I hope to be at the AGM this year as I am heavily invested here at ENQ, keen to meet the management and hopefully get a better feel for their direction and strategy.
Looking forward to the imminent update at just a couple of weeks away and seeing some hard figures for FCF and debt reduction over the last couple of months.
I wish ML would get on with these purchases, if the sp starts climbing they may be limited and we want to get the first 25m shares out of the way. The sp was down yesterday, they should have been buying a boat load!
Sek, yep, understand your point, but this tax is not applied to all businesses, so why can't a minority that is suffering punitively challenge the government? If the tax is based on the making of excessive profits, where are these profits? Why does this tax not allow for all tax losses, other businesses are allowed? I am sorry, sovereign or not, EPL is unfair and has disrupted the market and is damaging the UK economy. If it cannot be challenged, personally, I would de-list from the UK stock market and list elsewhere, still have to pay EPL but the UK Government would not benefit from other future tax revenue.
I hope they (NS O&G companies) start making noises about a legal challenge a.s.a.p. The companies should all get together (even through the trade association) and put some money in a pot for a legal challenge. Such a challenge may even help the sp if people believed it might be successful. Any successful challenge would have a massive positive impact on the sector whether from increased profits, reserve valuations and economic stability/environment perspectives.

- _Supplied material_:
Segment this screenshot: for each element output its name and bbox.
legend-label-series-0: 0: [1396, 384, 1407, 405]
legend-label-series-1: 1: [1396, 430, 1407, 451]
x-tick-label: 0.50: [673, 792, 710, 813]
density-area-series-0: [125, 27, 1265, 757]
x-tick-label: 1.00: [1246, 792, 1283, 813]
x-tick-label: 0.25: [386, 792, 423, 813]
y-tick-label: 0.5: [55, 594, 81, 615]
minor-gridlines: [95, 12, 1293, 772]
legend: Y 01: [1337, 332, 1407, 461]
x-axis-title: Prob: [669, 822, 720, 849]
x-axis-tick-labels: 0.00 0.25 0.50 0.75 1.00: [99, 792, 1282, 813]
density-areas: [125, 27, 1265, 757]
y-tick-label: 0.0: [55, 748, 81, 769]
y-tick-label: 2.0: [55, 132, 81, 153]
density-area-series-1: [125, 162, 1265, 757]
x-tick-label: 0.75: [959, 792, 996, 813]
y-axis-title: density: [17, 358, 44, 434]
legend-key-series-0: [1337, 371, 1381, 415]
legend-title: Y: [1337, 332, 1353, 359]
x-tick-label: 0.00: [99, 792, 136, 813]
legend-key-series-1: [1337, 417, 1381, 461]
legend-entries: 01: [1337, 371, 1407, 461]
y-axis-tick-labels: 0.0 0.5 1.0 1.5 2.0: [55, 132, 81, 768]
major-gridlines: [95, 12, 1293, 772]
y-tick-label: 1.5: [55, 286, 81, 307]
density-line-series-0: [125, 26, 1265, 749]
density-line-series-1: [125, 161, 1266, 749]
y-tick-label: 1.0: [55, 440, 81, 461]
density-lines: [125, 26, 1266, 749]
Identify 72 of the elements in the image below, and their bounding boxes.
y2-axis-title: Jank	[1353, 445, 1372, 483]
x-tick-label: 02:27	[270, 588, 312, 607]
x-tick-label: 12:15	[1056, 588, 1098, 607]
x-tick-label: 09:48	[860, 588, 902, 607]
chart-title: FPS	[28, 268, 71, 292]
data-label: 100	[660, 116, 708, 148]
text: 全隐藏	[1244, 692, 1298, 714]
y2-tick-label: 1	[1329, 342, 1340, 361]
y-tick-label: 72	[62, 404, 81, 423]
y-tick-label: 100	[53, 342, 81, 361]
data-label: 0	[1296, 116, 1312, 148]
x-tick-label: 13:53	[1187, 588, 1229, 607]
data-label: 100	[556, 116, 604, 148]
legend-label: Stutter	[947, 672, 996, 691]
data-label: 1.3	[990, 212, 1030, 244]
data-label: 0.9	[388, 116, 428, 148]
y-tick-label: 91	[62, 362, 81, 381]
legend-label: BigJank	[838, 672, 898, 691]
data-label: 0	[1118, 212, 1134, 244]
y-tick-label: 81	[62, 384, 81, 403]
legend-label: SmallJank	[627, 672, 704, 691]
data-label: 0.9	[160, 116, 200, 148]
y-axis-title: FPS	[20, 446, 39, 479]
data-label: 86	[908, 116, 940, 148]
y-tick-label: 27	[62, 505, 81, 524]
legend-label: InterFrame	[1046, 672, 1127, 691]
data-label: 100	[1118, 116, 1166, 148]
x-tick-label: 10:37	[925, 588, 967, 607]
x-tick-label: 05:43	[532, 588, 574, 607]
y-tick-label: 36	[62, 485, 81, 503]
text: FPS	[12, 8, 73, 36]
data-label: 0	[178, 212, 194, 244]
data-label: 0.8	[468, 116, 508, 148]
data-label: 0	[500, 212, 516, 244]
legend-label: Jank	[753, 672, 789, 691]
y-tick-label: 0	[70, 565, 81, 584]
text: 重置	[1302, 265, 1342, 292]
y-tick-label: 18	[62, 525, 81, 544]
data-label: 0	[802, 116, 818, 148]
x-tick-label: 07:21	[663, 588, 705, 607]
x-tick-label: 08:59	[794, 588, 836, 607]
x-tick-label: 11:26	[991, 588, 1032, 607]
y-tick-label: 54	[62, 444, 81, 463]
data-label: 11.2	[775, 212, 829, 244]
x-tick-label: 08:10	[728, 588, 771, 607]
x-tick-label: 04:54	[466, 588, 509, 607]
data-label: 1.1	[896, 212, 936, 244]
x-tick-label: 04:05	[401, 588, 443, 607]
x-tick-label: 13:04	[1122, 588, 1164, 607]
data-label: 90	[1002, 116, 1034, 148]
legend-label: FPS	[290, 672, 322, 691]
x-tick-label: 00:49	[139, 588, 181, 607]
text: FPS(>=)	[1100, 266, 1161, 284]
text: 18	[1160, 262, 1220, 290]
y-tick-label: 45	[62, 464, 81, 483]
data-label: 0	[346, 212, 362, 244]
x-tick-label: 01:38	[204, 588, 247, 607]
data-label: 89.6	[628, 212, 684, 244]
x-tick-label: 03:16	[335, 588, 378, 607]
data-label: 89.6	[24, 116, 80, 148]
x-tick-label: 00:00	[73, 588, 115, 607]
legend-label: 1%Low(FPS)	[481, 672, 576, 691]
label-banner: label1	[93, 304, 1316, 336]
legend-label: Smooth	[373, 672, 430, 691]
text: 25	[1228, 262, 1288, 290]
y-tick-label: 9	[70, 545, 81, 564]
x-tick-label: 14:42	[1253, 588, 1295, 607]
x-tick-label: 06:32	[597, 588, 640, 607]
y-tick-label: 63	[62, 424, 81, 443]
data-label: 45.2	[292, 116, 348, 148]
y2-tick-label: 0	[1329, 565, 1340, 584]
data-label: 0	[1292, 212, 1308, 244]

- _Stated task 1_:
In the forum posts about ENQ, what does the writer hope to see figures for in the imminent update?
- _Stated task 2_:
Continue the forum posts about ENQ and the Energy Profits Levy from where they stop.

- _Exercise result 1_:
Free cash flow (FCF) and debt reduction over the last couple of months.

- _Exercise result 2_:
ENQ in the low 15p and Brent up at $89.59, we should be having a decent bounce purely based on the Brent price, but nothing, plus volumes have been very low. I cannot understand why the analysts are not issuing or reiterating targets. It seems that ENQ and NS O&G have fallen off the radar. I just hope that ENQ's ridiculously low valuation represents a coiled spring that will eventually fire the sp upwards. I can't remember owning a share that has been so incredibly undervalued, particularly given the level of debt reduction - why does the sp not reflect the ENQ's net asset value and FCF?
Jan, I know this half million trade would normally be a UT and appreciate your responding. I was surprised that there should be such a large UT on such a low volume day, hence my wondering if it were a buyback trade. Thank you for putting me straight.
Topped up again, if Brent holds at the $86-88 range or higher, then the sp will surely rise into the next update, backed up by buybacks - I wonder if the late almost half million trade was the start of the buybacks. I assume ENQ will want to get a couple of purchases and then RNS to say they have started buybacks.
It appears the Arms Industry is about to have its own windfall moment, so I look forward to EPL being applied to any excessive profits!?!
Back to ENQ and EPL, when is the government going to announce the new EPL baseline figures?? Any increases should help a very little to underpin share prices of NS O&G's.
About time - a few more positive broker targets would be helpful and over due in my opinion.
Sp performance has been dismal considering Brent is well above $88.
Just a month to the next update and in the meantime the price of Brent, buybacks, positive broker targets should all play into a higher sp, even in the absence of any other positive news. Plus AGM at the end of May.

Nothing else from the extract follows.